## Start DATASET CONTENT

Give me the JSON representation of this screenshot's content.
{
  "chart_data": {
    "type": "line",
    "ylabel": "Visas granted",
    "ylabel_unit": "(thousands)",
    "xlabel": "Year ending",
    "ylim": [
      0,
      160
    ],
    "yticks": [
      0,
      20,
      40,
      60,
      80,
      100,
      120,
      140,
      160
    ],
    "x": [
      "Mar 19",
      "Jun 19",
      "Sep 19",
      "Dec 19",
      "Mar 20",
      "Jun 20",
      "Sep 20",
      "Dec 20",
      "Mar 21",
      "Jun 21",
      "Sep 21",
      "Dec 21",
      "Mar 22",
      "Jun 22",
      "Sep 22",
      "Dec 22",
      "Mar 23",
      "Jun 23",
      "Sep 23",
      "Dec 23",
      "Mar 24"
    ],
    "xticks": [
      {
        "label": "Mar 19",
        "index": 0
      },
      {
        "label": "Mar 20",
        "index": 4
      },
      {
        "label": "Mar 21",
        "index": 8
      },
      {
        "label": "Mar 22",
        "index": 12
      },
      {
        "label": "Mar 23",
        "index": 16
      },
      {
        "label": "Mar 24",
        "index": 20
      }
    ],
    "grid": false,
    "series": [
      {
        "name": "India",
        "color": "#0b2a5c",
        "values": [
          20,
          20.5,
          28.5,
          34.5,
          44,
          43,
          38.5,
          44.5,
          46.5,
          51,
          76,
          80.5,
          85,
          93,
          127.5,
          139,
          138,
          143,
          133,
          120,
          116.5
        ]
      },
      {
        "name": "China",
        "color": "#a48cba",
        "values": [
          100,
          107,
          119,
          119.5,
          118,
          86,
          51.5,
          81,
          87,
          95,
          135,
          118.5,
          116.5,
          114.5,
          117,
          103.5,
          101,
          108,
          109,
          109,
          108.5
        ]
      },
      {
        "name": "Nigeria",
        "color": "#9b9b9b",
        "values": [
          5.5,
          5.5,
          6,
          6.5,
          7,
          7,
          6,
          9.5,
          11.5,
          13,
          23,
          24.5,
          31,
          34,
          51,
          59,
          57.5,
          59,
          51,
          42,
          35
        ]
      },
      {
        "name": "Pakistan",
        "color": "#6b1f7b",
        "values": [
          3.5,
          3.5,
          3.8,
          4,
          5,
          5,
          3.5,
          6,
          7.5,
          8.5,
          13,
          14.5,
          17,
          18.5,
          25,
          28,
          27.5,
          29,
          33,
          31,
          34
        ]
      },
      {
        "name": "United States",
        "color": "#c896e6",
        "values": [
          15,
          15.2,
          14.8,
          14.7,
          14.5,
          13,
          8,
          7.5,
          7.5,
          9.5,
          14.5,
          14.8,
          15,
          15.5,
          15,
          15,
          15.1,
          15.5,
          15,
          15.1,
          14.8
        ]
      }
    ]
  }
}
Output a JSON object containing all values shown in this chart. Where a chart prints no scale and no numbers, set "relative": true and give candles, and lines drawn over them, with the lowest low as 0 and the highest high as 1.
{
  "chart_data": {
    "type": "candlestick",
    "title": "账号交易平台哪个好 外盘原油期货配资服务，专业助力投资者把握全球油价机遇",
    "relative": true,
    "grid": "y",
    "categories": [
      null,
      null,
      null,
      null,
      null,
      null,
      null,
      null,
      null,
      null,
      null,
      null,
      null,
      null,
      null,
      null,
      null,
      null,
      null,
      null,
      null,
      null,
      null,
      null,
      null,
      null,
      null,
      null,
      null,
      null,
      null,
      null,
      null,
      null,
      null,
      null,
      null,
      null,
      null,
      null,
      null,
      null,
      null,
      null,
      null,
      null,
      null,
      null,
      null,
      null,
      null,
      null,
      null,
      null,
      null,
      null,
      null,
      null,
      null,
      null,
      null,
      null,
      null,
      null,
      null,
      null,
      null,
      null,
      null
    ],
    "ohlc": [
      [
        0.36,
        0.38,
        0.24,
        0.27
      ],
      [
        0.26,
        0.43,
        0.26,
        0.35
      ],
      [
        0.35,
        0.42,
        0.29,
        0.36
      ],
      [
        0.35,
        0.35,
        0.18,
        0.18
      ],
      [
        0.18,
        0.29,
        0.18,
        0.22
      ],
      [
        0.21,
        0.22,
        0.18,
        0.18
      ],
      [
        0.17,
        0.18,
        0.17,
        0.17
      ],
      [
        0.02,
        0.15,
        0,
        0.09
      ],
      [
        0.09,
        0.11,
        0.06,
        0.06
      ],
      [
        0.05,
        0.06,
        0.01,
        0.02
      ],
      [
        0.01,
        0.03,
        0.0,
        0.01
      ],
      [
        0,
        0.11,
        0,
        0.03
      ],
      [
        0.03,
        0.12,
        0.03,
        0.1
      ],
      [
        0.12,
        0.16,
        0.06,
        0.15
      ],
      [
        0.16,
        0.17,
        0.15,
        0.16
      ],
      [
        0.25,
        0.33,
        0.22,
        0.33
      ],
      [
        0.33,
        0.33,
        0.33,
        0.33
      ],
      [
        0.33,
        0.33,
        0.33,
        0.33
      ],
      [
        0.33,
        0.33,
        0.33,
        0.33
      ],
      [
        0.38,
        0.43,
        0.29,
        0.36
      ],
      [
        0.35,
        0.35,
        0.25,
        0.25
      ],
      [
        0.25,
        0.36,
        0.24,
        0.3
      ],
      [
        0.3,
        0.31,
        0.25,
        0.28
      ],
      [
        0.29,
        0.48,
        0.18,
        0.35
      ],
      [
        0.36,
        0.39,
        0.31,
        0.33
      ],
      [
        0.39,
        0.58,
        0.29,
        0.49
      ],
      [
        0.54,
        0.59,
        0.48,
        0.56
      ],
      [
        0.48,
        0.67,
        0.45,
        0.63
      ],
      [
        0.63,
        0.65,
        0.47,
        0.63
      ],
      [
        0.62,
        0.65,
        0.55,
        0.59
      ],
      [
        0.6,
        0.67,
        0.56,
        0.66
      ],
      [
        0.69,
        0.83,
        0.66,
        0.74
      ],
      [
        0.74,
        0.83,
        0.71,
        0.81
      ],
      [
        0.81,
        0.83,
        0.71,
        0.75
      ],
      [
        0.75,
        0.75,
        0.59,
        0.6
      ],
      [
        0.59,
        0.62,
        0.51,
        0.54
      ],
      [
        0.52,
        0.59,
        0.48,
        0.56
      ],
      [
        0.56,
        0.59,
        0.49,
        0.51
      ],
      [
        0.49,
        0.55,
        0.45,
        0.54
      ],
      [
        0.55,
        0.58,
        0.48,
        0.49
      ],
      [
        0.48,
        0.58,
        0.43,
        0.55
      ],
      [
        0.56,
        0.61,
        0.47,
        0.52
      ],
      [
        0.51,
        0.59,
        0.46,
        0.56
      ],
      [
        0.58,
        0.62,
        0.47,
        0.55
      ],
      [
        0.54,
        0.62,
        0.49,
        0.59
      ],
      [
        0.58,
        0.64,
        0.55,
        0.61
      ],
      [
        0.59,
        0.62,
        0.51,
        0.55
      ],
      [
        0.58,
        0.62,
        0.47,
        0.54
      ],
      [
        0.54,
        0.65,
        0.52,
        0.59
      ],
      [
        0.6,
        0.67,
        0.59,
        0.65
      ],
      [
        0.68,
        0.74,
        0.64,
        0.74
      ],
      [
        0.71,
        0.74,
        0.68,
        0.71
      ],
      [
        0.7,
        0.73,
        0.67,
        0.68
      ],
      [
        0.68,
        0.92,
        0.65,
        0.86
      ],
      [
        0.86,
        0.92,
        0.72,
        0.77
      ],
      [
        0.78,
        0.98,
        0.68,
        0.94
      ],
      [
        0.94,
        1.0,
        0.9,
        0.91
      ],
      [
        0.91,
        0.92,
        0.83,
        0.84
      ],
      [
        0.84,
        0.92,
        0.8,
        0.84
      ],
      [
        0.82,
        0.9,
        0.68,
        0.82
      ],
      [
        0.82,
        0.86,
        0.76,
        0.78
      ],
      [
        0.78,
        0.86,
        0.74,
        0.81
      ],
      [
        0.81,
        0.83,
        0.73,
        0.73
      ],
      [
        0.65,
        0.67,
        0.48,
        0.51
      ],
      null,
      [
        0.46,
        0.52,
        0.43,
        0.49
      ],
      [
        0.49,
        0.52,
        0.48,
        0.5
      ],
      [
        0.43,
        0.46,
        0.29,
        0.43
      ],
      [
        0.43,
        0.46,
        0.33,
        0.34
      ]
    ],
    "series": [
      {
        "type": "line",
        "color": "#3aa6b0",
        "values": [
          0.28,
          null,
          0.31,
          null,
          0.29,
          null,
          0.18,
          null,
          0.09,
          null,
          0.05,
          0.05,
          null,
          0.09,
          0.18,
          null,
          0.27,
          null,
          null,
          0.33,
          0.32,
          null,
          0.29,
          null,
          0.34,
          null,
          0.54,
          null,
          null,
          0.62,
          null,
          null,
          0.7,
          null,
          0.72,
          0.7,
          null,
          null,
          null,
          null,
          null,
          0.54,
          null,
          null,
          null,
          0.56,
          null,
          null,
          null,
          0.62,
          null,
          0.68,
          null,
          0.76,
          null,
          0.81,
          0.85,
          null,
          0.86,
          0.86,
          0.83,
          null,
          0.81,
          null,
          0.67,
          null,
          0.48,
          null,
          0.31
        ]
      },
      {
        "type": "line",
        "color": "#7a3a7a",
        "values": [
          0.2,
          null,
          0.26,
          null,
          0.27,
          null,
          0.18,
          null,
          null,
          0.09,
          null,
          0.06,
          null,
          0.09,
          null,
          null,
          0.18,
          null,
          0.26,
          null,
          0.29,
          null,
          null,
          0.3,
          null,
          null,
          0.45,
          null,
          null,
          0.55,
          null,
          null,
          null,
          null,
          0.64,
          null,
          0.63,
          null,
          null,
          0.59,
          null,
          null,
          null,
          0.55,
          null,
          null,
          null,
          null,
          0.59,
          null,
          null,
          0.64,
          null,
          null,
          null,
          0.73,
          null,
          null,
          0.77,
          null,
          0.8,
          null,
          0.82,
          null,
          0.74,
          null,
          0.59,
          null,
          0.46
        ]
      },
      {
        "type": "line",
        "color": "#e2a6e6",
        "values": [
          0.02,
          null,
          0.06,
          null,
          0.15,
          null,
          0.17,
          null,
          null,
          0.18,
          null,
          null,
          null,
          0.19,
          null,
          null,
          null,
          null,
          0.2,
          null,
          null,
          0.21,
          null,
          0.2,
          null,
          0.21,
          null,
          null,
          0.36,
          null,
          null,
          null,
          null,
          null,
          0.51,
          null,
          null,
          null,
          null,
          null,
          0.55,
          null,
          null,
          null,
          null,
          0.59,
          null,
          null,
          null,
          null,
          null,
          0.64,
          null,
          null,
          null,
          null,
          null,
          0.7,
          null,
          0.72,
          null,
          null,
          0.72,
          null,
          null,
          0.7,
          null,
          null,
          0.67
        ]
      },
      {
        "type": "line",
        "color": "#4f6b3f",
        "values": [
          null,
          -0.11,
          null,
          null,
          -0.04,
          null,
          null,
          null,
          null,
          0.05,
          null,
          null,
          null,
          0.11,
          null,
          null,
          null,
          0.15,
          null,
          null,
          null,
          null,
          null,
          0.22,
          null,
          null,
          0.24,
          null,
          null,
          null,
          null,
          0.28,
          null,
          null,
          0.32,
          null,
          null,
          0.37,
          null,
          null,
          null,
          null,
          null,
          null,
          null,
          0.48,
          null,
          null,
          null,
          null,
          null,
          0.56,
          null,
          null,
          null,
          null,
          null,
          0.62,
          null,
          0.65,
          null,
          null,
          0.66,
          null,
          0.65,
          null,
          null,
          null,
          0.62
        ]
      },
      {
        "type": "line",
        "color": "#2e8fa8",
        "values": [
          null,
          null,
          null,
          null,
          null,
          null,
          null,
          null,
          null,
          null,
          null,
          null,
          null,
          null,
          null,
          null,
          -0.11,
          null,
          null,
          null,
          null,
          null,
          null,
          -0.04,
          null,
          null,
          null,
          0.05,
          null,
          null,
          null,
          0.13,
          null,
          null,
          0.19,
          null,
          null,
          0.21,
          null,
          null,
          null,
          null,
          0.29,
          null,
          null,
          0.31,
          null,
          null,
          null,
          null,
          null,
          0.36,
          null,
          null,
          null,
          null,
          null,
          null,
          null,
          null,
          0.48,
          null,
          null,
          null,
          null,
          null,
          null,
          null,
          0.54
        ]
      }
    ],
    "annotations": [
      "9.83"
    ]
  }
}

## End DATASET CONTENT

BRIEF – Of the lines in the data above, how many contain the word "color"? Give only that figure.

ANSWER BELOW – 10